▶ **WRITTEN INSTRUCTION**: Go over the entries below line by line, copying each one that contains the word "Jovian".

--- START OF RAW RECORDS ---

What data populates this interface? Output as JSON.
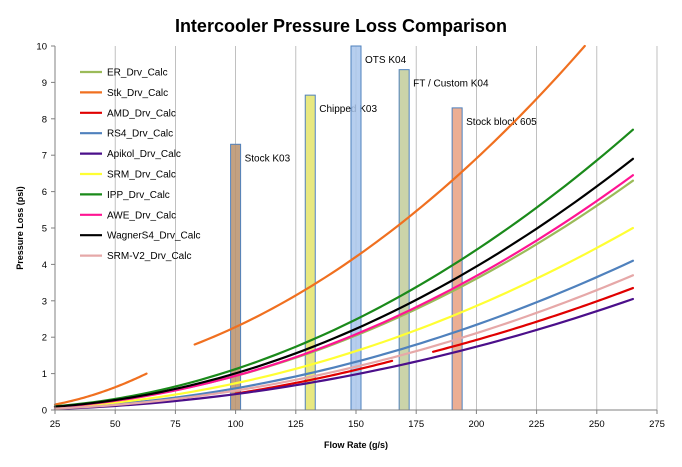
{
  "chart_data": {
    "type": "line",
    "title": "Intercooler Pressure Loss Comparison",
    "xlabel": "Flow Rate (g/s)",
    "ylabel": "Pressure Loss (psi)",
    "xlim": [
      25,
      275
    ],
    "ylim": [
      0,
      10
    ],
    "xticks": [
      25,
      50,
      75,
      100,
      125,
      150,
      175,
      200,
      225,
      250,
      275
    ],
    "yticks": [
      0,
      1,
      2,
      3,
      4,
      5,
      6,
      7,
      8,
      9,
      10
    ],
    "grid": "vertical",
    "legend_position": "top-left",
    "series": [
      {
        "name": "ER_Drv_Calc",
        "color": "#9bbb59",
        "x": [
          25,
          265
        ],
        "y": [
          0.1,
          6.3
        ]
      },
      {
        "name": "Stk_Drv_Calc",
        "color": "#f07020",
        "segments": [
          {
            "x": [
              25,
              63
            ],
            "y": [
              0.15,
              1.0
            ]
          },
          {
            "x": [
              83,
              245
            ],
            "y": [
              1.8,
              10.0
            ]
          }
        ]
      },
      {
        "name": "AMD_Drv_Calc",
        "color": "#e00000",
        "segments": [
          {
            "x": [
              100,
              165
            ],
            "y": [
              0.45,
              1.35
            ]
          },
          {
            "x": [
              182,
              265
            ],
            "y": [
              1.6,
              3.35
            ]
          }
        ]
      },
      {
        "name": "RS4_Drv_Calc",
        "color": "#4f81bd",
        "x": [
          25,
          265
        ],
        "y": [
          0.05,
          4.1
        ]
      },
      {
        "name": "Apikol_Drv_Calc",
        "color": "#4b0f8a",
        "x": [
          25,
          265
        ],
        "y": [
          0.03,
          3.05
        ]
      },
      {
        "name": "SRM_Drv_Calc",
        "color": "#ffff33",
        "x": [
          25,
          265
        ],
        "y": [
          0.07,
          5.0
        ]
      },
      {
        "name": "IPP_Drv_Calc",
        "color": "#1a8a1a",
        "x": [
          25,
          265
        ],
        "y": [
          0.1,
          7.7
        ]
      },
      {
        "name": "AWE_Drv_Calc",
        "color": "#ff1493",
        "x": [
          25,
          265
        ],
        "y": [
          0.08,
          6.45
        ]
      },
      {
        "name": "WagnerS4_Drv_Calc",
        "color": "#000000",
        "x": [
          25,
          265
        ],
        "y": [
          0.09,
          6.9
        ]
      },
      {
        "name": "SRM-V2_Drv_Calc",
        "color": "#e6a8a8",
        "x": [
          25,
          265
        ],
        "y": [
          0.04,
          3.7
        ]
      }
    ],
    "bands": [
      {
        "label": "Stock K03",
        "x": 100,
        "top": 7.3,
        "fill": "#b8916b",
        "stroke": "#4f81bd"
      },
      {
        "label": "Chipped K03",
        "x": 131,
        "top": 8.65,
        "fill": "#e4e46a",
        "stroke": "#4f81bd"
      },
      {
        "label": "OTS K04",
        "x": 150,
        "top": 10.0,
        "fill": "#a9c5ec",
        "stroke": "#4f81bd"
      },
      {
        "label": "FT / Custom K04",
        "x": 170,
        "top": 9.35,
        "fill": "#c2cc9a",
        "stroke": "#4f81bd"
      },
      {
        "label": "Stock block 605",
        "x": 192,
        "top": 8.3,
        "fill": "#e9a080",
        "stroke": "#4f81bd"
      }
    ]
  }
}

--- END OF RAW RECORDS ---
--- START OF RAW RECORDS ---

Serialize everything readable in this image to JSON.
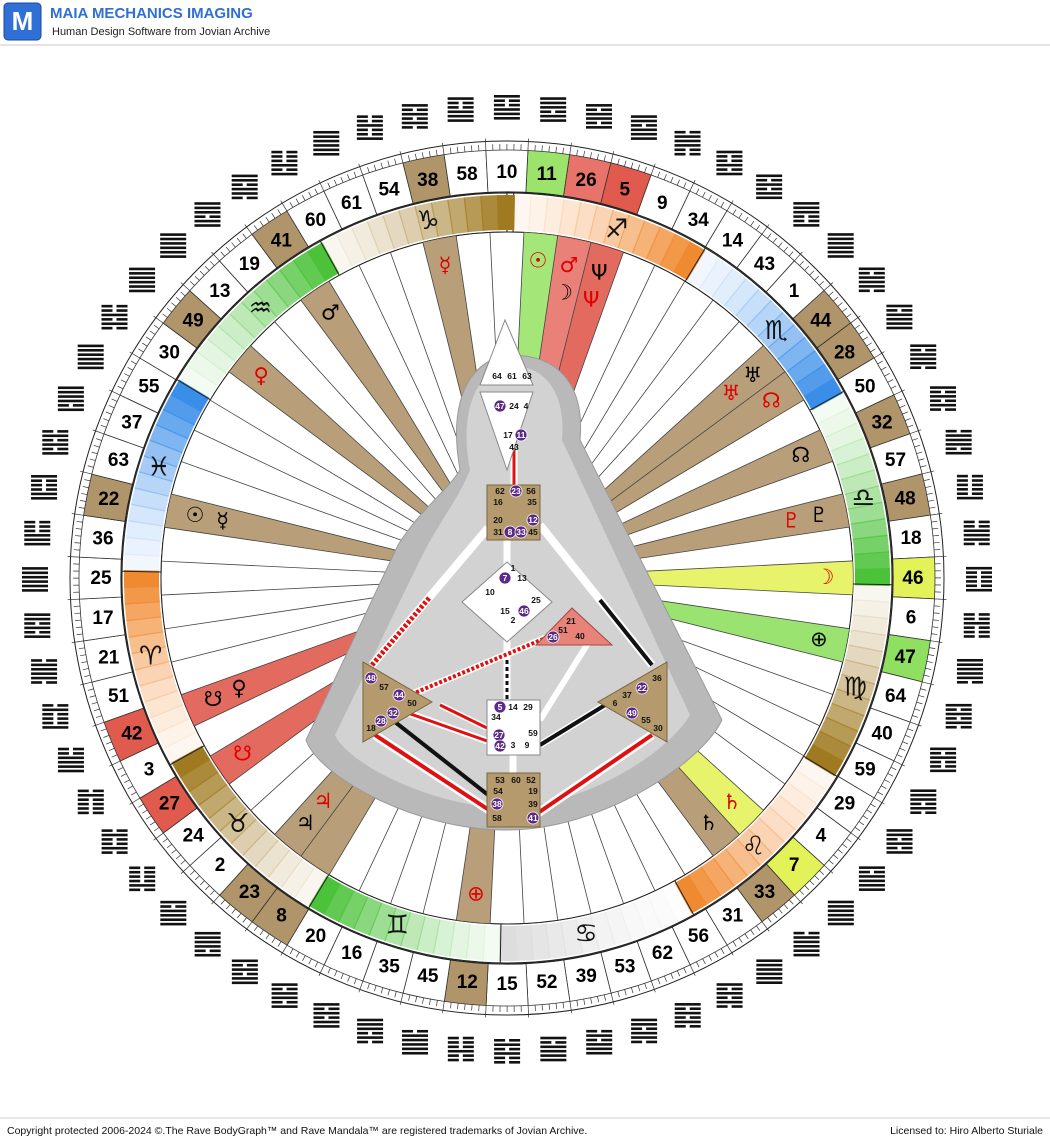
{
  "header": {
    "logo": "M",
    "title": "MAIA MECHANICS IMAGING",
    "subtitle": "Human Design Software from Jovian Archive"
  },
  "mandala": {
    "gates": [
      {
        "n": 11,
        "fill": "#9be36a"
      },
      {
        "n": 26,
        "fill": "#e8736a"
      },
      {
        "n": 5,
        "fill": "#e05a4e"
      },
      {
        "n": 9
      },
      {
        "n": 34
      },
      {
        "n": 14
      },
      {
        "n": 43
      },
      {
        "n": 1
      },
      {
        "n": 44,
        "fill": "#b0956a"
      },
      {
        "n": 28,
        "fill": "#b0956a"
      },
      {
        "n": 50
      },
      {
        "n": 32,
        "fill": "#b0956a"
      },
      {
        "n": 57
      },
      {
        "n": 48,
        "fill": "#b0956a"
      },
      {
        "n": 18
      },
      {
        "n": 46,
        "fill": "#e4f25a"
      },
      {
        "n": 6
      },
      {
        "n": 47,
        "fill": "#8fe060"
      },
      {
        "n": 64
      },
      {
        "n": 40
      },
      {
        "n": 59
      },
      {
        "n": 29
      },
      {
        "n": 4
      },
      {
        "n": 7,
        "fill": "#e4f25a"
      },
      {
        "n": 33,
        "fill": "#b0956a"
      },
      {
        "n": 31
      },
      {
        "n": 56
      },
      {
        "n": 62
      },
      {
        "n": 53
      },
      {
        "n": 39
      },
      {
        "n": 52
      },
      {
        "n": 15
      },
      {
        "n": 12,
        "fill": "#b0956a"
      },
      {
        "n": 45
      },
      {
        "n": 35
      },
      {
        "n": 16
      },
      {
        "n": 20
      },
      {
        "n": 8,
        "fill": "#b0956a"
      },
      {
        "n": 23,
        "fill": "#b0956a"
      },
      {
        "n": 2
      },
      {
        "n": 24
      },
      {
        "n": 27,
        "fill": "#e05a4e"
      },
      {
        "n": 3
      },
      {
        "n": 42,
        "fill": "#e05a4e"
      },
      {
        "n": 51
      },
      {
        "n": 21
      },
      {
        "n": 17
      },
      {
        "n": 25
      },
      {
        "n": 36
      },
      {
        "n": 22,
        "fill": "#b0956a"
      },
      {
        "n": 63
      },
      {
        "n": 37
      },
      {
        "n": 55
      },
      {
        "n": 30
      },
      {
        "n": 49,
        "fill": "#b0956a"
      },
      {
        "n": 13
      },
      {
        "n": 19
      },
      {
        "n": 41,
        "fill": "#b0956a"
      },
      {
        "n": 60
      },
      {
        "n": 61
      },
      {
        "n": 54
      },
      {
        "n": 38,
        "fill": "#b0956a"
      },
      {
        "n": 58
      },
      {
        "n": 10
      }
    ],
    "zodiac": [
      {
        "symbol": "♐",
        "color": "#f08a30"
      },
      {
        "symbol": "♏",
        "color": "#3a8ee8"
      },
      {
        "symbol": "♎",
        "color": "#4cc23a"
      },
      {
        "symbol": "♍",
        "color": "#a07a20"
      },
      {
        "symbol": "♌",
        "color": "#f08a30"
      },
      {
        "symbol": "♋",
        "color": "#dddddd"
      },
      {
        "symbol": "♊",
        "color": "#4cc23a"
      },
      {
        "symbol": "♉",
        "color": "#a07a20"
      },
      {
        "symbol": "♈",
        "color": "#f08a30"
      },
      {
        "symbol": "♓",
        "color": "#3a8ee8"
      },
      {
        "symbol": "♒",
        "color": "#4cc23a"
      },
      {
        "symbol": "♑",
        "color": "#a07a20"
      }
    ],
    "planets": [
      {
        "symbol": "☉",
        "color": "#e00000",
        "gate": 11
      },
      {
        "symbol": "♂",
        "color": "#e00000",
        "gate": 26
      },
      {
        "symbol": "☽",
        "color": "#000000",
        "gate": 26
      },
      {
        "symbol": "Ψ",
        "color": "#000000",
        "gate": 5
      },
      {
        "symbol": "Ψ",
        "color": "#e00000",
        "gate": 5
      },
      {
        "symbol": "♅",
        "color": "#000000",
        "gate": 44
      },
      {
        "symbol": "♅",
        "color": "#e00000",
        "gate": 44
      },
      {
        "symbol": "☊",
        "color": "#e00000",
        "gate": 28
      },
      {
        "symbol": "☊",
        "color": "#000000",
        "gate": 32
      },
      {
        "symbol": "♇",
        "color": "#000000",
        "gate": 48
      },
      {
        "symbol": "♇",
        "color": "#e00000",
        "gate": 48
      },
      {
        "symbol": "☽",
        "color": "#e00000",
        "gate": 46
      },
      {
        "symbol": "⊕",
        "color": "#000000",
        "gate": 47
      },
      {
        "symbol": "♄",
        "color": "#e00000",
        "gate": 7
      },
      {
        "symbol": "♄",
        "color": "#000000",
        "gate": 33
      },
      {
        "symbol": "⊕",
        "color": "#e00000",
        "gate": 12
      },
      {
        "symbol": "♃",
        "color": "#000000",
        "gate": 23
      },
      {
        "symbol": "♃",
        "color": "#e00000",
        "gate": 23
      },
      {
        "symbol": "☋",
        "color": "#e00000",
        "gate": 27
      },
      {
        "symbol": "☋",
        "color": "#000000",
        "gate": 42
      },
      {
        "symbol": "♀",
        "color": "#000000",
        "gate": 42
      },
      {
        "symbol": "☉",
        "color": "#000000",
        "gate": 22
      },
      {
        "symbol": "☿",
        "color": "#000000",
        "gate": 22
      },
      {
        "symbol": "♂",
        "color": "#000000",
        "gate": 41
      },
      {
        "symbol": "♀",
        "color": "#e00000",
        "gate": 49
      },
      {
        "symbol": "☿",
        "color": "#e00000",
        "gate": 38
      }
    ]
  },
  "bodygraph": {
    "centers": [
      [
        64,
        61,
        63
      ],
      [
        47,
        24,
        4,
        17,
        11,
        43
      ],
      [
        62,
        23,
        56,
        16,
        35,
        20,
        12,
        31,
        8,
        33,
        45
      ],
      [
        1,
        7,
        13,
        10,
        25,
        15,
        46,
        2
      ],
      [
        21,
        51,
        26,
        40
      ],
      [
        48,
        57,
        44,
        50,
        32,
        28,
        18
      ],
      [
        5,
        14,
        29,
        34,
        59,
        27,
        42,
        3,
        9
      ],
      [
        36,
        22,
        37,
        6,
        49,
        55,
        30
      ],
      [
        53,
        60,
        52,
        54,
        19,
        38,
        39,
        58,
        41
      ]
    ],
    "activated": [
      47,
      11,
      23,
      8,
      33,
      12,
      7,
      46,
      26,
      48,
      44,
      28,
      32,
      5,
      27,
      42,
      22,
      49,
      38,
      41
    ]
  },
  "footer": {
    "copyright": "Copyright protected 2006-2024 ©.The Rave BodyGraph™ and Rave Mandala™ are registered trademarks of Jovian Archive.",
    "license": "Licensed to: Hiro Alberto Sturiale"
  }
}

--- END OF RAW RECORDS ---

▶ **ANSWER TO THE TASK**:
    "subtitle": "Human Design Software from Jovian Archive"
    "copyright": "Copyright protected 2006-2024 ©.The Rave BodyGraph™ and Rave Mandala™ are registered trademarks of Jovian Archive.",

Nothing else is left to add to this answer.